Reproduce the data below in full and exclude every picture.

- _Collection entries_
%%

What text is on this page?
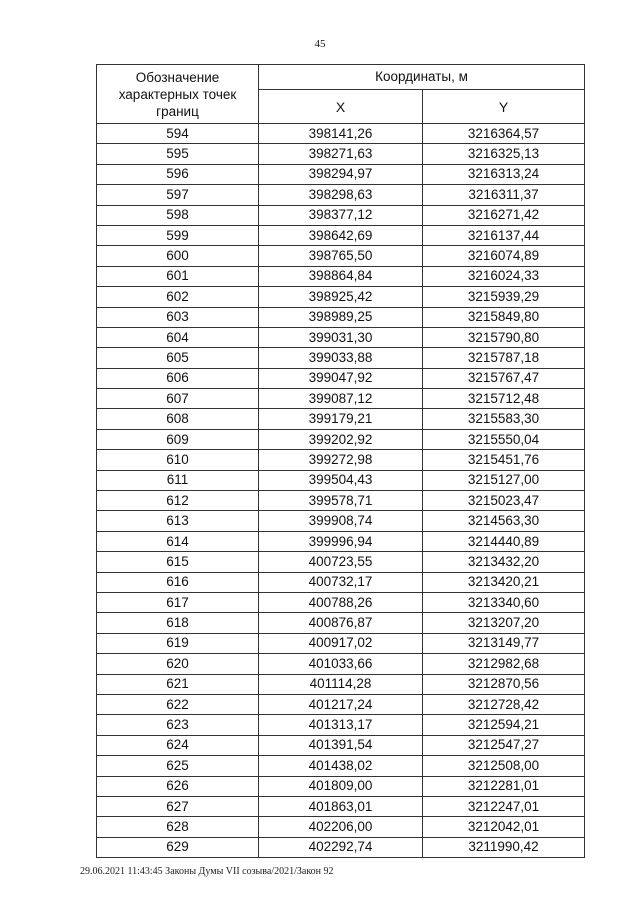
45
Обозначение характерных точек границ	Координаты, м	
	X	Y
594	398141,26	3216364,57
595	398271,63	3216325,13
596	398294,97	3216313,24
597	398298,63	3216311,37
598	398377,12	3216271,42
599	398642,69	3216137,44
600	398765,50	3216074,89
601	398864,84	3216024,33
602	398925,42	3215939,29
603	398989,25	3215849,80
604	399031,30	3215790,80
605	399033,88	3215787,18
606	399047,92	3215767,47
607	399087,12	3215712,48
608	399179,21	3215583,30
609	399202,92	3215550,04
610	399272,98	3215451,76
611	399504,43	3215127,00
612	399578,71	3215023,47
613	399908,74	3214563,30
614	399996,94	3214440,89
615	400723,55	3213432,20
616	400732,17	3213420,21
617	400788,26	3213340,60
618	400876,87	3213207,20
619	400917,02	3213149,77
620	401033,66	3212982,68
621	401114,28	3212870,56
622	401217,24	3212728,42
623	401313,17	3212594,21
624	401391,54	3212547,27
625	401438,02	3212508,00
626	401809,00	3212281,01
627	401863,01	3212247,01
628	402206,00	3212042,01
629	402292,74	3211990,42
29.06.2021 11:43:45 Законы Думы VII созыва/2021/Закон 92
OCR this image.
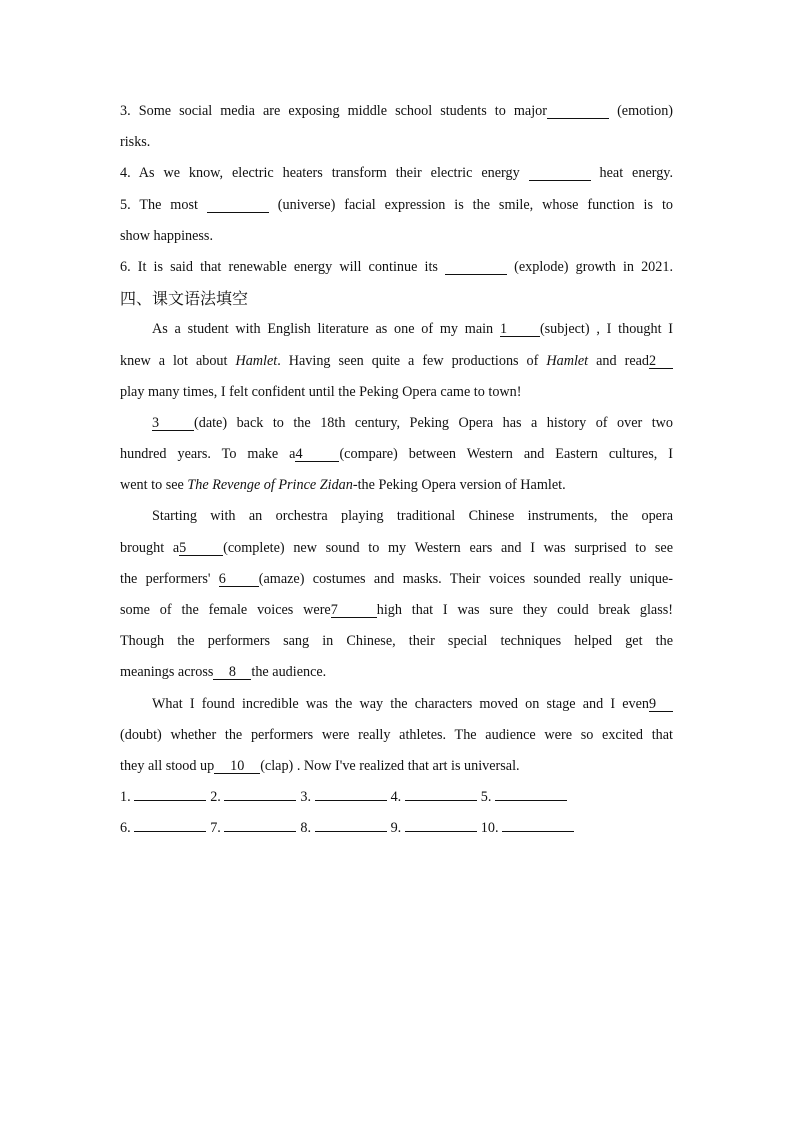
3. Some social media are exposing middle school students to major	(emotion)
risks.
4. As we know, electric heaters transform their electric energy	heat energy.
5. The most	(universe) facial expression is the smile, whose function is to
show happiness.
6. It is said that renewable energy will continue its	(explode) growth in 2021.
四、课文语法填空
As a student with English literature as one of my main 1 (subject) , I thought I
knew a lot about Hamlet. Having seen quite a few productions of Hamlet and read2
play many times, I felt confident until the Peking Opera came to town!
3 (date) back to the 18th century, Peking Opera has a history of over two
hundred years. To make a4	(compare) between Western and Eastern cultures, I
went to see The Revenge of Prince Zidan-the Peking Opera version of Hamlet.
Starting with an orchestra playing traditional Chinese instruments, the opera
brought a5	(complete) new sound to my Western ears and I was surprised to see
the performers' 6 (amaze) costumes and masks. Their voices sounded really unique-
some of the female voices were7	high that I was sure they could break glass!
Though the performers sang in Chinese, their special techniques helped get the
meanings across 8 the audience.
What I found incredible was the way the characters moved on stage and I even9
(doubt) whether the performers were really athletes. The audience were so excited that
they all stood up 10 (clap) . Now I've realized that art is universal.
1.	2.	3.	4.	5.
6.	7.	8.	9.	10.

%%

- _PROBLEM SOLUTION_
What text is on this page?
45
Обозначение характерных точек границ	Координаты, м	
	X	Y
594	398141,26	3216364,57
595	398271,63	3216325,13
596	398294,97	3216313,24
597	398298,63	3216311,37
598	398377,12	3216271,42
599	398642,69	3216137,44
600	398765,50	3216074,89
601	398864,84	3216024,33
602	398925,42	3215939,29
603	398989,25	3215849,80
604	399031,30	3215790,80
605	399033,88	3215787,18
606	399047,92	3215767,47
607	399087,12	3215712,48
608	399179,21	3215583,30
609	399202,92	3215550,04
610	399272,98	3215451,76
611	399504,43	3215127,00
612	399578,71	3215023,47
613	399908,74	3214563,30
614	399996,94	3214440,89
615	400723,55	3213432,20
616	400732,17	3213420,21
617	400788,26	3213340,60
618	400876,87	3213207,20
619	400917,02	3213149,77
620	401033,66	3212982,68
621	401114,28	3212870,56
622	401217,24	3212728,42
623	401313,17	3212594,21
624	401391,54	3212547,27
625	401438,02	3212508,00
626	401809,00	3212281,01
627	401863,01	3212247,01
628	402206,00	3212042,01
629	402292,74	3211990,42
29.06.2021 11:43:45 Законы Думы VII созыва/2021/Закон 92
OCR this image.
3. Some social media are exposing middle school students to major	(emotion)
risks.
4. As we know, electric heaters transform their electric energy	heat energy.
5. The most	(universe) facial expression is the smile, whose function is to
show happiness.
6. It is said that renewable energy will continue its	(explode) growth in 2021.
四、课文语法填空
As a student with English literature as one of my main 1 (subject) , I thought I
knew a lot about Hamlet. Having seen quite a few productions of Hamlet and read2
play many times, I felt confident until the Peking Opera came to town!
3 (date) back to the 18th century, Peking Opera has a history of over two
hundred years. To make a4	(compare) between Western and Eastern cultures, I
went to see The Revenge of Prince Zidan-the Peking Opera version of Hamlet.
Starting with an orchestra playing traditional Chinese instruments, the opera
brought a5	(complete) new sound to my Western ears and I was surprised to see
the performers' 6 (amaze) costumes and masks. Their voices sounded really unique-
some of the female voices were7	high that I was sure they could break glass!
Though the performers sang in Chinese, their special techniques helped get the
meanings across 8 the audience.
What I found incredible was the way the characters moved on stage and I even9
(doubt) whether the performers were really athletes. The audience were so excited that
they all stood up 10 (clap) . Now I've realized that art is universal.
1.	2.	3.	4.	5.
6.	7.	8.	9.	10.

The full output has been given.